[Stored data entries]
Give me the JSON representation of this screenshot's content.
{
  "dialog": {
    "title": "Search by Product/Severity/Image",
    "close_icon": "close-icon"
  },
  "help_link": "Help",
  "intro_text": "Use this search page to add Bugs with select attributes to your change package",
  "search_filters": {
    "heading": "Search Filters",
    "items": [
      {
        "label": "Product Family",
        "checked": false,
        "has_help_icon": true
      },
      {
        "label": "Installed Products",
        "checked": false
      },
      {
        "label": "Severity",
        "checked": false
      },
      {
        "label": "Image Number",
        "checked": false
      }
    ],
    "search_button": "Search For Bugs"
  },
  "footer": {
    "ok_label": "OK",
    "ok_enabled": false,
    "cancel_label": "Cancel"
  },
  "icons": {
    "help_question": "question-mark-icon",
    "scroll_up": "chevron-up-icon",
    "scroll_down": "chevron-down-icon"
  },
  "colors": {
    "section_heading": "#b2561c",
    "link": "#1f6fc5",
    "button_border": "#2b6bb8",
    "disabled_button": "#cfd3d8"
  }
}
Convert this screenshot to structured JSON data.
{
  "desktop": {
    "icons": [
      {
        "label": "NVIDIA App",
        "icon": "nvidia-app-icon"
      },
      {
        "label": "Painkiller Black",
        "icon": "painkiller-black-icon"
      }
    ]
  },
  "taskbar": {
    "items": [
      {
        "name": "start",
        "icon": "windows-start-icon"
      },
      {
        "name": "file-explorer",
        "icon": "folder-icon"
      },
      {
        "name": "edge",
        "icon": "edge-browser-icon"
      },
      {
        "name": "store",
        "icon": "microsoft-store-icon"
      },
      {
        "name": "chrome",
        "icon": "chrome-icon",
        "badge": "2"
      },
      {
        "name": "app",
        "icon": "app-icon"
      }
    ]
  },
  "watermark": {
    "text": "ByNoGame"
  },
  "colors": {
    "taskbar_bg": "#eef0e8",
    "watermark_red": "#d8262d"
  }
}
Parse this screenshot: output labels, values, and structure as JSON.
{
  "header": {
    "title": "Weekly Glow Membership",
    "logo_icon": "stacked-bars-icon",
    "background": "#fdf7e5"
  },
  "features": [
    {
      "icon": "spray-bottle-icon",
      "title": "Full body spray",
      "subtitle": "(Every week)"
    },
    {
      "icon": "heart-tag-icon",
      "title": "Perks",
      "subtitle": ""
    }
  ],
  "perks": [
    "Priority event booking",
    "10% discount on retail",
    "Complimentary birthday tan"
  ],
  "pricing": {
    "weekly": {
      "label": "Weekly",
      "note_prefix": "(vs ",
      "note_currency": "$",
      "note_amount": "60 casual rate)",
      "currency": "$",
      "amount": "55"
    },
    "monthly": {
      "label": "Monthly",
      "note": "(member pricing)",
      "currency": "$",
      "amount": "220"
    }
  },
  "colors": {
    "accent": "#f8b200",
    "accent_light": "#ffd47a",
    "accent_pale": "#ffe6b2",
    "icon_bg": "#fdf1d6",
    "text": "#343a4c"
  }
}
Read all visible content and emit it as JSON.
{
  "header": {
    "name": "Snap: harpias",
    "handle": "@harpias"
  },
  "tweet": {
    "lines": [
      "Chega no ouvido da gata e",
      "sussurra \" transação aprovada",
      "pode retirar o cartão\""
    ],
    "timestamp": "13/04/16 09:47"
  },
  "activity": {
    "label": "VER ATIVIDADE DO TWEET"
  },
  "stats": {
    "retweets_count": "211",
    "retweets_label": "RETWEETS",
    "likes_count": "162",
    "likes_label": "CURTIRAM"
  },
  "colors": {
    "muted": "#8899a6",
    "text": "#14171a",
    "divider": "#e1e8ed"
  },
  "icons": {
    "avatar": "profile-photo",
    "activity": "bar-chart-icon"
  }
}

*Given exercise:*
Transcribe all of the material exactly. Omit nothing.

*Written solution:*
Give me the JSON representation of this screenshot's content.
{
  "dialog": {
    "title": "Search by Product/Severity/Image",
    "close_icon": "close-icon"
  },
  "help_link": "Help",
  "intro_text": "Use this search page to add Bugs with select attributes to your change package",
  "search_filters": {
    "heading": "Search Filters",
    "items": [
      {
        "label": "Product Family",
        "checked": false,
        "has_help_icon": true
      },
      {
        "label": "Installed Products",
        "checked": false
      },
      {
        "label": "Severity",
        "checked": false
      },
      {
        "label": "Image Number",
        "checked": false
      }
    ],
    "search_button": "Search For Bugs"
  },
  "footer": {
    "ok_label": "OK",
    "ok_enabled": false,
    "cancel_label": "Cancel"
  },
  "icons": {
    "help_question": "question-mark-icon",
    "scroll_up": "chevron-up-icon",
    "scroll_down": "chevron-down-icon"
  },
  "colors": {
    "section_heading": "#b2561c",
    "link": "#1f6fc5",
    "button_border": "#2b6bb8",
    "disabled_button": "#cfd3d8"
  }
}
Convert this screenshot to structured JSON data.
{
  "desktop": {
    "icons": [
      {
        "label": "NVIDIA App",
        "icon": "nvidia-app-icon"
      },
      {
        "label": "Painkiller Black",
        "icon": "painkiller-black-icon"
      }
    ]
  },
  "taskbar": {
    "items": [
      {
        "name": "start",
        "icon": "windows-start-icon"
      },
      {
        "name": "file-explorer",
        "icon": "folder-icon"
      },
      {
        "name": "edge",
        "icon": "edge-browser-icon"
      },
      {
        "name": "store",
        "icon": "microsoft-store-icon"
      },
      {
        "name": "chrome",
        "icon": "chrome-icon",
        "badge": "2"
      },
      {
        "name": "app",
        "icon": "app-icon"
      }
    ]
  },
  "watermark": {
    "text": "ByNoGame"
  },
  "colors": {
    "taskbar_bg": "#eef0e8",
    "watermark_red": "#d8262d"
  }
}
Parse this screenshot: output labels, values, and structure as JSON.
{
  "header": {
    "title": "Weekly Glow Membership",
    "logo_icon": "stacked-bars-icon",
    "background": "#fdf7e5"
  },
  "features": [
    {
      "icon": "spray-bottle-icon",
      "title": "Full body spray",
      "subtitle": "(Every week)"
    },
    {
      "icon": "heart-tag-icon",
      "title": "Perks",
      "subtitle": ""
    }
  ],
  "perks": [
    "Priority event booking",
    "10% discount on retail",
    "Complimentary birthday tan"
  ],
  "pricing": {
    "weekly": {
      "label": "Weekly",
      "note_prefix": "(vs ",
      "note_currency": "$",
      "note_amount": "60 casual rate)",
      "currency": "$",
      "amount": "55"
    },
    "monthly": {
      "label": "Monthly",
      "note": "(member pricing)",
      "currency": "$",
      "amount": "220"
    }
  },
  "colors": {
    "accent": "#f8b200",
    "accent_light": "#ffd47a",
    "accent_pale": "#ffe6b2",
    "icon_bg": "#fdf1d6",
    "text": "#343a4c"
  }
}
Read all visible content and emit it as JSON.
{
  "header": {
    "name": "Snap: harpias",
    "handle": "@harpias"
  },
  "tweet": {
    "lines": [
      "Chega no ouvido da gata e",
      "sussurra \" transação aprovada",
      "pode retirar o cartão\""
    ],
    "timestamp": "13/04/16 09:47"
  },
  "activity": {
    "label": "VER ATIVIDADE DO TWEET"
  },
  "stats": {
    "retweets_count": "211",
    "retweets_label": "RETWEETS",
    "likes_count": "162",
    "likes_label": "CURTIRAM"
  },
  "colors": {
    "muted": "#8899a6",
    "text": "#14171a",
    "divider": "#e1e8ed"
  },
  "icons": {
    "avatar": "profile-photo",
    "activity": "bar-chart-icon"
  }
}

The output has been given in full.